• **TASK TO CARRY OUT**:
Identify each line in the records below that contains the word "gian", and copy it.

• **Stored dataset items**:

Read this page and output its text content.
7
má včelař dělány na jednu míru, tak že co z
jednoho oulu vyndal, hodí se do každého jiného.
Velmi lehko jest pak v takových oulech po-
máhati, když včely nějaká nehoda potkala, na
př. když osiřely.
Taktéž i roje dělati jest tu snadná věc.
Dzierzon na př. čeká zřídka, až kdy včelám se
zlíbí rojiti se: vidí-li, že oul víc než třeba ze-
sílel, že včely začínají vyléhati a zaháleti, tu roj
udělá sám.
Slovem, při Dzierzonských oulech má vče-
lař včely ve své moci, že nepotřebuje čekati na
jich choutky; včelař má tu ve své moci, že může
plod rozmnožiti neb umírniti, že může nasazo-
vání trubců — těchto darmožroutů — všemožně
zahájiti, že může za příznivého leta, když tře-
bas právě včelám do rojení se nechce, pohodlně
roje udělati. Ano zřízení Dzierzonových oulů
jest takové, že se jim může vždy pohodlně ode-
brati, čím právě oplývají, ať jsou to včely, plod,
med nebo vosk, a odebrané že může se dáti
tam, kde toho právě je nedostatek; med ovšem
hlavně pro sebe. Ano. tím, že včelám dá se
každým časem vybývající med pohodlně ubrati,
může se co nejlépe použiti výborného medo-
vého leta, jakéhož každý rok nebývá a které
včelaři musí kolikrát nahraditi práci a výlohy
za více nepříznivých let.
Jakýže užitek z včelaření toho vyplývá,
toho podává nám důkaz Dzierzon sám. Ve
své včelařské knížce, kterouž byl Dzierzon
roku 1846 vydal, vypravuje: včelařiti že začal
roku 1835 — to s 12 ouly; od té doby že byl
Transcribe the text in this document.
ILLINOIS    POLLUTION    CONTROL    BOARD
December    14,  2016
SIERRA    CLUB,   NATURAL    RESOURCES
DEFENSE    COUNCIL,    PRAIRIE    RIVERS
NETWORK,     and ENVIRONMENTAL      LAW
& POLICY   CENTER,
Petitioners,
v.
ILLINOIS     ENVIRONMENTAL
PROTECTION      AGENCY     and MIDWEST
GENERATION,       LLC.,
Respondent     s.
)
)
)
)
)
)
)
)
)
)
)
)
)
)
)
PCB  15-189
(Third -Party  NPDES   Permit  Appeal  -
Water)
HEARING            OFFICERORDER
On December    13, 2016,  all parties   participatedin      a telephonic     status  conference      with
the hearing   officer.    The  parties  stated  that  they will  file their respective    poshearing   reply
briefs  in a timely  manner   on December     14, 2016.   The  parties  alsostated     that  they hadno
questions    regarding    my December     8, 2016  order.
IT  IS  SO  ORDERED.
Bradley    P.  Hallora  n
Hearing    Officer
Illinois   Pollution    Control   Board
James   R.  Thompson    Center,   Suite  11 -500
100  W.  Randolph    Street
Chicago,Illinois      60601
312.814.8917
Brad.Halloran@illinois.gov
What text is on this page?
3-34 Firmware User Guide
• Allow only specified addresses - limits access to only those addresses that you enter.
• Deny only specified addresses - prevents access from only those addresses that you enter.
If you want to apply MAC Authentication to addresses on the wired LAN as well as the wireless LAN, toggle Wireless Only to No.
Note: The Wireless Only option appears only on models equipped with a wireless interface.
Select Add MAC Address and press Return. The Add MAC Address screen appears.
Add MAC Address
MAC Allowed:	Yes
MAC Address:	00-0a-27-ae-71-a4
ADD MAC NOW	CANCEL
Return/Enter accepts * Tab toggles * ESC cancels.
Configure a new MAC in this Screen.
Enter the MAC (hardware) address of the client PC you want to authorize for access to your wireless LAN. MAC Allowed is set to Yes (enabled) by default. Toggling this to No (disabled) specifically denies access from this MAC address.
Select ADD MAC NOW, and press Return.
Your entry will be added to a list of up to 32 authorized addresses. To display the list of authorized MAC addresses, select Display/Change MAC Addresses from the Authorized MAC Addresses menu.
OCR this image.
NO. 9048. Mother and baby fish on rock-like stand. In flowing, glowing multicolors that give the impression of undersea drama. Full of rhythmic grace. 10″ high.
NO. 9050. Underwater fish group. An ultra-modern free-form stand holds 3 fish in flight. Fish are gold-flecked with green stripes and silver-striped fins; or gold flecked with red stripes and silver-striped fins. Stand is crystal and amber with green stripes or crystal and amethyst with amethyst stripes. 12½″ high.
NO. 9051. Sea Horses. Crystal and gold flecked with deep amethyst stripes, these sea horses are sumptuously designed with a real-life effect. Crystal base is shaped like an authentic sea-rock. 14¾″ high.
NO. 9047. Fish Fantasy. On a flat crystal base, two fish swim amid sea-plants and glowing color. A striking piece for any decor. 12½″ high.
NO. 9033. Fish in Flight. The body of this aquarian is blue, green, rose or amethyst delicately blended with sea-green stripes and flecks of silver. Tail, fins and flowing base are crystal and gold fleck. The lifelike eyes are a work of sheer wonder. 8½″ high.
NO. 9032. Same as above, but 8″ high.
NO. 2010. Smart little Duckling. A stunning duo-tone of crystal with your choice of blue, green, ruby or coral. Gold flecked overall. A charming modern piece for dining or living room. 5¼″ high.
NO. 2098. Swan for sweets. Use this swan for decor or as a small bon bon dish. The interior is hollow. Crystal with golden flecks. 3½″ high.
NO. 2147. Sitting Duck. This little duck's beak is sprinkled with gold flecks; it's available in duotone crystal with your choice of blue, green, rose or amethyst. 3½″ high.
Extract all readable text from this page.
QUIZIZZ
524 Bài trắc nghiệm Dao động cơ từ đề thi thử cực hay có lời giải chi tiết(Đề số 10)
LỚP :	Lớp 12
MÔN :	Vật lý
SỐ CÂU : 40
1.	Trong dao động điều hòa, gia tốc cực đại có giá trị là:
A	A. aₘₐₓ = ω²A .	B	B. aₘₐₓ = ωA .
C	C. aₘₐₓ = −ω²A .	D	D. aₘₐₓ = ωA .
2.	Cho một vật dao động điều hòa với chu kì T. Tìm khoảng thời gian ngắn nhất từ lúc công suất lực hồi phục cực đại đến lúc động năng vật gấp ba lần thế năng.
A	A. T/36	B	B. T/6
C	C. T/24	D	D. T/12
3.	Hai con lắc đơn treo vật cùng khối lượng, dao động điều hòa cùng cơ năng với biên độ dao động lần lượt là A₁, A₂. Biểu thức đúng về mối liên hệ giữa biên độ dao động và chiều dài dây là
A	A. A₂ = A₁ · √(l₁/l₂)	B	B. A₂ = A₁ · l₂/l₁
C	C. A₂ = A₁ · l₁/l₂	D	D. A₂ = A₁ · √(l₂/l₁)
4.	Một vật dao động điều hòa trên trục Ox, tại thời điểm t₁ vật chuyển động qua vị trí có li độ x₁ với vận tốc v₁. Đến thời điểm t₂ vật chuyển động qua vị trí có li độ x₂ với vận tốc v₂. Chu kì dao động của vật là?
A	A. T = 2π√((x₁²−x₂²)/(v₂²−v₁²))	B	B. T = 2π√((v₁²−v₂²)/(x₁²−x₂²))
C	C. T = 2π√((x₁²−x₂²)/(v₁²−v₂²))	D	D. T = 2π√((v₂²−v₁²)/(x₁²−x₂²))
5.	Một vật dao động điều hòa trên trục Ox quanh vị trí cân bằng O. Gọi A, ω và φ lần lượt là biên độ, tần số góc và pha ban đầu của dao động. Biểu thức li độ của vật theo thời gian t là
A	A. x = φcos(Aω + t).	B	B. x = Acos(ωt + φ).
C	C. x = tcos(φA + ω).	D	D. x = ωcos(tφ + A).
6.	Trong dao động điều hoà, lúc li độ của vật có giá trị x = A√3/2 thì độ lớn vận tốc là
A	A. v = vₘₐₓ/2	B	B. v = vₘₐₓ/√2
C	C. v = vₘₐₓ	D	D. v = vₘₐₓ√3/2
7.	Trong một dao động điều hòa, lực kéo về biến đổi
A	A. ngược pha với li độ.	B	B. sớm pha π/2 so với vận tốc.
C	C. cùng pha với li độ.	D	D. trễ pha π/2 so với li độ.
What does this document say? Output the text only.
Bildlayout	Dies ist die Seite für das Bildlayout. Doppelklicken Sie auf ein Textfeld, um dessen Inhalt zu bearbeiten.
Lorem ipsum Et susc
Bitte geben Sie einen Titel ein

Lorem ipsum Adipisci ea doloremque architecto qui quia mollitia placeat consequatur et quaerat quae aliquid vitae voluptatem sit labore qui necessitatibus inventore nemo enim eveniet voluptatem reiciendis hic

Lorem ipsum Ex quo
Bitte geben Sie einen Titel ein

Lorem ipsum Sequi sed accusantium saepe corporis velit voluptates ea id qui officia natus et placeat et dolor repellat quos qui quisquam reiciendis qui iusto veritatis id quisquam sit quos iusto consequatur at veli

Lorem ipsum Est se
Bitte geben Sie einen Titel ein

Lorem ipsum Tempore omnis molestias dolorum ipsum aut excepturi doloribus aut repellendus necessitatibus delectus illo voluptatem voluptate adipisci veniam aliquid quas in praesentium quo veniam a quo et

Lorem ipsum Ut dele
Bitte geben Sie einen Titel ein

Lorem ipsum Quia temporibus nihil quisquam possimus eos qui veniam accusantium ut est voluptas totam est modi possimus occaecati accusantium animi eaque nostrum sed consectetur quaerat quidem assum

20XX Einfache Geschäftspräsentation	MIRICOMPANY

• **THE ANSWER**:
2.	Cho một vật dao động điều hòa với chu kì T. Tìm khoảng thời gian ngắn nhất từ lúc công suất lực hồi phục cực đại đến lúc động năng vật gấp ba lần thế năng.
5.	Một vật dao động điều hòa trên trục Ox quanh vị trí cân bằng O. Gọi A, ω và φ lần lượt là biên độ, tần số góc và pha ban đầu của dao động. Biểu thức li độ của vật theo thời gian t là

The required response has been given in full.